◆ What to produce
Copy each of the following entries line for line, leaving every character as it appears.

◆ Given records
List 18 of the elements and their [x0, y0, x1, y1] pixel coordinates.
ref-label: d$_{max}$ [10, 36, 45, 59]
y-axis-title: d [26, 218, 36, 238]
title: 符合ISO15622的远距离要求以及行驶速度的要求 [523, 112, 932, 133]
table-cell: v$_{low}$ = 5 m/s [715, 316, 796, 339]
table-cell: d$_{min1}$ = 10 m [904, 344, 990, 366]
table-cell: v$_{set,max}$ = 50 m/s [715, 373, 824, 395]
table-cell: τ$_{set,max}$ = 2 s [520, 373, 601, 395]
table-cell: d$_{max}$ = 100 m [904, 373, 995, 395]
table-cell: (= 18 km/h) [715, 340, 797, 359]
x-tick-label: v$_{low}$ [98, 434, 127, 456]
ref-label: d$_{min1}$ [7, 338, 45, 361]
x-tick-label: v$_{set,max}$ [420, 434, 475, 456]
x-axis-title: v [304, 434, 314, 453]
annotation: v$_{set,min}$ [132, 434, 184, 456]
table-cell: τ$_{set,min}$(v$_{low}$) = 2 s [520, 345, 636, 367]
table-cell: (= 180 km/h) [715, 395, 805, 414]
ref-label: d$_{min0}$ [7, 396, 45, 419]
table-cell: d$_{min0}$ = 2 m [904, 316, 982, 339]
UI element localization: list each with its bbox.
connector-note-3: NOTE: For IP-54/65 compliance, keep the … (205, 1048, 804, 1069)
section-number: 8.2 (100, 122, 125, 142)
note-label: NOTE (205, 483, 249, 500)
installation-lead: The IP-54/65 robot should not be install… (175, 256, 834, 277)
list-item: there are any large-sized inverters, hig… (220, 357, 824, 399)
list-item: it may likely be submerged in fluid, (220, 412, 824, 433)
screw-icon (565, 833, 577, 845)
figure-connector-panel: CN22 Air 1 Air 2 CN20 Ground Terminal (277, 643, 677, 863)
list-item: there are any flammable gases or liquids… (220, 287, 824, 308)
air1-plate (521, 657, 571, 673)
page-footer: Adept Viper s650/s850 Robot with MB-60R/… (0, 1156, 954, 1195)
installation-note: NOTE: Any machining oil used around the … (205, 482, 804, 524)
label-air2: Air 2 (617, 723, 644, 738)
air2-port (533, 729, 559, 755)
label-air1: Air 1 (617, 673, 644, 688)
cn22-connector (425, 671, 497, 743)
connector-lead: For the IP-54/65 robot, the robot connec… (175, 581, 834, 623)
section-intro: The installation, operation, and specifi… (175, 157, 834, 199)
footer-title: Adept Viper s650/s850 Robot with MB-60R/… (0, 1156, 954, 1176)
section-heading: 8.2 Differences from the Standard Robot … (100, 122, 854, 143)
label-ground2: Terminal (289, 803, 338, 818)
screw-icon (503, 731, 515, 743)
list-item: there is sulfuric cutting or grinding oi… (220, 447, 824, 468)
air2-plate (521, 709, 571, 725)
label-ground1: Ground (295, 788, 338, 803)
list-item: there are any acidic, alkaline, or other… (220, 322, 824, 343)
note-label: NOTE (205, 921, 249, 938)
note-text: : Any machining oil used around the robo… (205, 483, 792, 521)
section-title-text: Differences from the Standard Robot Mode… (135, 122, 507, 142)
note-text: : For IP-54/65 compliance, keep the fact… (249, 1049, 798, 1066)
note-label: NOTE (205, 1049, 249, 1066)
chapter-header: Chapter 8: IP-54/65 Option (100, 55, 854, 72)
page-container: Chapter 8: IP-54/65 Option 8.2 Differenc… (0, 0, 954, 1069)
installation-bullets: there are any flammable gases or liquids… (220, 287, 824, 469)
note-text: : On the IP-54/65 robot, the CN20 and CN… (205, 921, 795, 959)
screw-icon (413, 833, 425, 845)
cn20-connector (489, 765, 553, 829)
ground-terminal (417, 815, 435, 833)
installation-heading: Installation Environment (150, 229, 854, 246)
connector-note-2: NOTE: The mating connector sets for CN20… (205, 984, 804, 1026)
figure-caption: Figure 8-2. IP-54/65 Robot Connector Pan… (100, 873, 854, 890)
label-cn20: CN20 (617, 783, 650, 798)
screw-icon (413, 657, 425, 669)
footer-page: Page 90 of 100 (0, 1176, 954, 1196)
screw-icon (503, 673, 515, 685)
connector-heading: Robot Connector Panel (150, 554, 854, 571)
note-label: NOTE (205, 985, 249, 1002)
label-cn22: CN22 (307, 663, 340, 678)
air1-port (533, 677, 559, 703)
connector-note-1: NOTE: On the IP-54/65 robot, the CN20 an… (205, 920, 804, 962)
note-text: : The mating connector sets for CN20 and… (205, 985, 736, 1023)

◆ Written solution
List 18 of the elements and their [x0, y0, x1, y1] pixel coordinates.
ref-label: d$_{max}$ [10, 36, 45, 59]
y-axis-title: d [26, 218, 36, 238]
title: 符合ISO15622的远距离要求以及行驶速度的要求 [523, 112, 932, 133]
table-cell: v$_{low}$ = 5 m/s [715, 316, 796, 339]
table-cell: d$_{min1}$ = 10 m [904, 344, 990, 366]
table-cell: v$_{set,max}$ = 50 m/s [715, 373, 824, 395]
table-cell: τ$_{set,max}$ = 2 s [520, 373, 601, 395]
table-cell: d$_{max}$ = 100 m [904, 373, 995, 395]
table-cell: (= 18 km/h) [715, 340, 797, 359]
x-tick-label: v$_{low}$ [98, 434, 127, 456]
ref-label: d$_{min1}$ [7, 338, 45, 361]
x-tick-label: v$_{set,max}$ [420, 434, 475, 456]
x-axis-title: v [304, 434, 314, 453]
annotation: v$_{set,min}$ [132, 434, 184, 456]
table-cell: τ$_{set,min}$(v$_{low}$) = 2 s [520, 345, 636, 367]
table-cell: (= 180 km/h) [715, 395, 805, 414]
ref-label: d$_{min0}$ [7, 396, 45, 419]
table-cell: d$_{min0}$ = 2 m [904, 316, 982, 339]
UI element localization: list each with its bbox.
connector-note-3: NOTE: For IP-54/65 compliance, keep the … (205, 1048, 804, 1069)
section-number: 8.2 (100, 122, 125, 142)
note-label: NOTE (205, 483, 249, 500)
installation-lead: The IP-54/65 robot should not be install… (175, 256, 834, 277)
list-item: there are any large-sized inverters, hig… (220, 357, 824, 399)
list-item: it may likely be submerged in fluid, (220, 412, 824, 433)
screw-icon (565, 833, 577, 845)
figure-connector-panel: CN22 Air 1 Air 2 CN20 Ground Terminal (277, 643, 677, 863)
list-item: there are any flammable gases or liquids… (220, 287, 824, 308)
air1-plate (521, 657, 571, 673)
page-footer: Adept Viper s650/s850 Robot with MB-60R/… (0, 1156, 954, 1195)
installation-note: NOTE: Any machining oil used around the … (205, 482, 804, 524)
label-air2: Air 2 (617, 723, 644, 738)
air2-port (533, 729, 559, 755)
label-air1: Air 1 (617, 673, 644, 688)
cn22-connector (425, 671, 497, 743)
connector-lead: For the IP-54/65 robot, the robot connec… (175, 581, 834, 623)
section-intro: The installation, operation, and specifi… (175, 157, 834, 199)
footer-title: Adept Viper s650/s850 Robot with MB-60R/… (0, 1156, 954, 1176)
section-heading: 8.2 Differences from the Standard Robot … (100, 122, 854, 143)
label-ground2: Terminal (289, 803, 338, 818)
screw-icon (503, 731, 515, 743)
list-item: there is sulfuric cutting or grinding oi… (220, 447, 824, 468)
air2-plate (521, 709, 571, 725)
label-ground1: Ground (295, 788, 338, 803)
list-item: there are any acidic, alkaline, or other… (220, 322, 824, 343)
note-label: NOTE (205, 921, 249, 938)
note-text: : Any machining oil used around the robo… (205, 483, 792, 521)
section-title-text: Differences from the Standard Robot Mode… (135, 122, 507, 142)
note-text: : For IP-54/65 compliance, keep the fact… (249, 1049, 798, 1066)
note-label: NOTE (205, 1049, 249, 1066)
chapter-header: Chapter 8: IP-54/65 Option (100, 55, 854, 72)
page-container: Chapter 8: IP-54/65 Option 8.2 Differenc… (0, 0, 954, 1069)
installation-bullets: there are any flammable gases or liquids… (220, 287, 824, 469)
note-text: : On the IP-54/65 robot, the CN20 and CN… (205, 921, 795, 959)
screw-icon (413, 833, 425, 845)
cn20-connector (489, 765, 553, 829)
ground-terminal (417, 815, 435, 833)
installation-heading: Installation Environment (150, 229, 854, 246)
connector-note-2: NOTE: The mating connector sets for CN20… (205, 984, 804, 1026)
figure-caption: Figure 8-2. IP-54/65 Robot Connector Pan… (100, 873, 854, 890)
label-cn20: CN20 (617, 783, 650, 798)
screw-icon (413, 657, 425, 669)
footer-page: Page 90 of 100 (0, 1176, 954, 1196)
screw-icon (503, 673, 515, 685)
connector-heading: Robot Connector Panel (150, 554, 854, 571)
note-label: NOTE (205, 985, 249, 1002)
label-cn22: CN22 (307, 663, 340, 678)
air1-port (533, 677, 559, 703)
connector-note-1: NOTE: On the IP-54/65 robot, the CN20 an… (205, 920, 804, 962)
note-text: : The mating connector sets for CN20 and… (205, 985, 736, 1023)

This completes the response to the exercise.